# DATA IN THIS EXERCISE
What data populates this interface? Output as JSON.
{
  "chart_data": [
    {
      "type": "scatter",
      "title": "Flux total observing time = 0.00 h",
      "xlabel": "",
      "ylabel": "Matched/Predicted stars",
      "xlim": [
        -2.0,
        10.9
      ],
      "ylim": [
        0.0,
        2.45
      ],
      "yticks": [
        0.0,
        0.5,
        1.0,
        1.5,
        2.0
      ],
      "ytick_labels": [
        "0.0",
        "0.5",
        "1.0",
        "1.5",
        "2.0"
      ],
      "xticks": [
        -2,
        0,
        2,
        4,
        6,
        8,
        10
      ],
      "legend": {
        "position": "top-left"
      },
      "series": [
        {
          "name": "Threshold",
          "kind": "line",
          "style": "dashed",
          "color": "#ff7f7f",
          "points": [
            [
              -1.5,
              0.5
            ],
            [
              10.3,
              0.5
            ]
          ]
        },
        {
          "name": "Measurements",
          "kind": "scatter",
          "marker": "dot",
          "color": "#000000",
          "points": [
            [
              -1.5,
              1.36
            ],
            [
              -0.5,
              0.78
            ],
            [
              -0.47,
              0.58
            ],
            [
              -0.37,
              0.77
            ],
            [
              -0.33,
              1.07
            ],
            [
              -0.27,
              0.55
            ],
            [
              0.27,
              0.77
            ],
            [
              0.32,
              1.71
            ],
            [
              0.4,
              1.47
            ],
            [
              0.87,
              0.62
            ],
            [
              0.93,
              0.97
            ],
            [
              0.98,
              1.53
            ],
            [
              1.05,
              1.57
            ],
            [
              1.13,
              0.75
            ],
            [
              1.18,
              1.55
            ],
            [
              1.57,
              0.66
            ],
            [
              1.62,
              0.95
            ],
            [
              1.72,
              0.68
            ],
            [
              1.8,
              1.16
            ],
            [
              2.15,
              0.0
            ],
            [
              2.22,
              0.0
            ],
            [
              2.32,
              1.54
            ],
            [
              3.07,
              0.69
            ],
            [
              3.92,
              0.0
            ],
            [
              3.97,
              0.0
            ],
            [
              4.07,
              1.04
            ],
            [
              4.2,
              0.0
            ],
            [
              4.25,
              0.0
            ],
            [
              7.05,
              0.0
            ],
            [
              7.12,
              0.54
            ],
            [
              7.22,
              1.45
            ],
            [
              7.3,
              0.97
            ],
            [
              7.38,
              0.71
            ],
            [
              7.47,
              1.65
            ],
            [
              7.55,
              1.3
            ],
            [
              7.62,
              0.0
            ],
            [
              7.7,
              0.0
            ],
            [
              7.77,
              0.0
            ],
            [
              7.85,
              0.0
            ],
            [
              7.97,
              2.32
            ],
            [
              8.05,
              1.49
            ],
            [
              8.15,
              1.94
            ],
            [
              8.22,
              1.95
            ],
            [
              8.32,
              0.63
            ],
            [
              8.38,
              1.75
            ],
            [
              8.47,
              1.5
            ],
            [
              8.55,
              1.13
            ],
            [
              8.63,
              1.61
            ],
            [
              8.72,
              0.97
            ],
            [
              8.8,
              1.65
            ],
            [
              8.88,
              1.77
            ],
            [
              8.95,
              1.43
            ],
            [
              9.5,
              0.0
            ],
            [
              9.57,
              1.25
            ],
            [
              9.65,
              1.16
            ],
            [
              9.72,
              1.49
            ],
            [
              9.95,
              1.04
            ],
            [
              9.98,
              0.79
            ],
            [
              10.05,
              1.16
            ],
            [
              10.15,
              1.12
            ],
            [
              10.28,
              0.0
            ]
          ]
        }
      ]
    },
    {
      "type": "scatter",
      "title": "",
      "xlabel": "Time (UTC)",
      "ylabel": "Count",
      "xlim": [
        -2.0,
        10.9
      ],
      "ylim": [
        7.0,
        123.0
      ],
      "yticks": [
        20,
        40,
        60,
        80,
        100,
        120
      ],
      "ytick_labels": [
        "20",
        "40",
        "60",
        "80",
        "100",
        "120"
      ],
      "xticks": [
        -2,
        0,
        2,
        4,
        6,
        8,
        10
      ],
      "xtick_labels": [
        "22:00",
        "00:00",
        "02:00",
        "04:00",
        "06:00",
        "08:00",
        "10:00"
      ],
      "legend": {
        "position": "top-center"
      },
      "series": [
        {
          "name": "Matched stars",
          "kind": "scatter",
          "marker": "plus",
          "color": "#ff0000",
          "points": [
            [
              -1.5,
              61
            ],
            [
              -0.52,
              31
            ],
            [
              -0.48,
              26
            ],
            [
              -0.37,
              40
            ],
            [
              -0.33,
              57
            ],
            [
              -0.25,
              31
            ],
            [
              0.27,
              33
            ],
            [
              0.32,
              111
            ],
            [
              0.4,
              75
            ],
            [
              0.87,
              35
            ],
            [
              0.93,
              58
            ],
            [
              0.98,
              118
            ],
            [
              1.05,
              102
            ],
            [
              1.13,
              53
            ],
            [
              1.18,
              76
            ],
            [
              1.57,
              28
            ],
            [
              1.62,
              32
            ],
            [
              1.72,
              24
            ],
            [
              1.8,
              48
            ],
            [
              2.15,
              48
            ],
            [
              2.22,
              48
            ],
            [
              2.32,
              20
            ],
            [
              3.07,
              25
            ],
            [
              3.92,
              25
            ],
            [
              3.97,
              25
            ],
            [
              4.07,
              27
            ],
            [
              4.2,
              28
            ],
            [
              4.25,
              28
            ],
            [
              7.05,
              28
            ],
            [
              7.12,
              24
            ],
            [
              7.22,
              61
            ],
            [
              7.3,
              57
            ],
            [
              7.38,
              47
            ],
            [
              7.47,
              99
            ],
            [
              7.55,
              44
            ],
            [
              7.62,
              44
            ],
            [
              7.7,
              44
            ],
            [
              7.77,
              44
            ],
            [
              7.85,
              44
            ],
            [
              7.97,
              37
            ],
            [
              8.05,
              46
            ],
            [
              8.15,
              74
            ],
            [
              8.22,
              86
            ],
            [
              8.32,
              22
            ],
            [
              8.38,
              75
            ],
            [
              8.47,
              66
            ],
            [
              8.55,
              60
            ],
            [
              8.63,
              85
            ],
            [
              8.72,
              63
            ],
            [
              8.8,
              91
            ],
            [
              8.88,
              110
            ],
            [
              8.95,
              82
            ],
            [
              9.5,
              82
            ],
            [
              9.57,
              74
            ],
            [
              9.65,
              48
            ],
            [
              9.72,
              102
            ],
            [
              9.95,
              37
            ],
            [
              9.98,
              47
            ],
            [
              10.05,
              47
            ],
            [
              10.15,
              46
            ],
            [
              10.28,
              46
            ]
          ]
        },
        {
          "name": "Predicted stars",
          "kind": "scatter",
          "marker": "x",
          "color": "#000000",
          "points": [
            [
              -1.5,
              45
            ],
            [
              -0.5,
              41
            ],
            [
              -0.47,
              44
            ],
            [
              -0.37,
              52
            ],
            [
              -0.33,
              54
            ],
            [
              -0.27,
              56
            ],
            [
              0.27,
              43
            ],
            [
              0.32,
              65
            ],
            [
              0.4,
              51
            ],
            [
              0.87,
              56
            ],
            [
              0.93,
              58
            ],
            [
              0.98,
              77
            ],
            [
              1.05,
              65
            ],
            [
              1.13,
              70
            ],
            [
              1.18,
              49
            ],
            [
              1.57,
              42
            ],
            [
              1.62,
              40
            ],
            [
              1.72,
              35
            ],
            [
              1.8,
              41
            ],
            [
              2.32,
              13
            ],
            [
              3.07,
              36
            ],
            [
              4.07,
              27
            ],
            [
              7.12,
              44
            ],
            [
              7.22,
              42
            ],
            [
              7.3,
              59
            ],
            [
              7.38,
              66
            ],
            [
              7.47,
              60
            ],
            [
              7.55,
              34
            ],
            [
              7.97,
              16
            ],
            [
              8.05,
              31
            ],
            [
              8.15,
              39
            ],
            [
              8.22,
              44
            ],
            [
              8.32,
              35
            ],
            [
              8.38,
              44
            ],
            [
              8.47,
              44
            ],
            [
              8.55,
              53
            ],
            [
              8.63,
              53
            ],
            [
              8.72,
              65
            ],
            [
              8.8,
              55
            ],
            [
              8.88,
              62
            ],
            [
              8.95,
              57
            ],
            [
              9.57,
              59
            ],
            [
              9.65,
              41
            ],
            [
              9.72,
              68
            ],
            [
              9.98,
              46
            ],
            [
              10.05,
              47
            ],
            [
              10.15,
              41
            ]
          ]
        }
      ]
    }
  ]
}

# WHAT IS NEEDED
Show every line of the records above that contains the word "title".

# EXERCISE OUTPUT
      "title": "Flux total observing time = 0.00 h",
      "title": "",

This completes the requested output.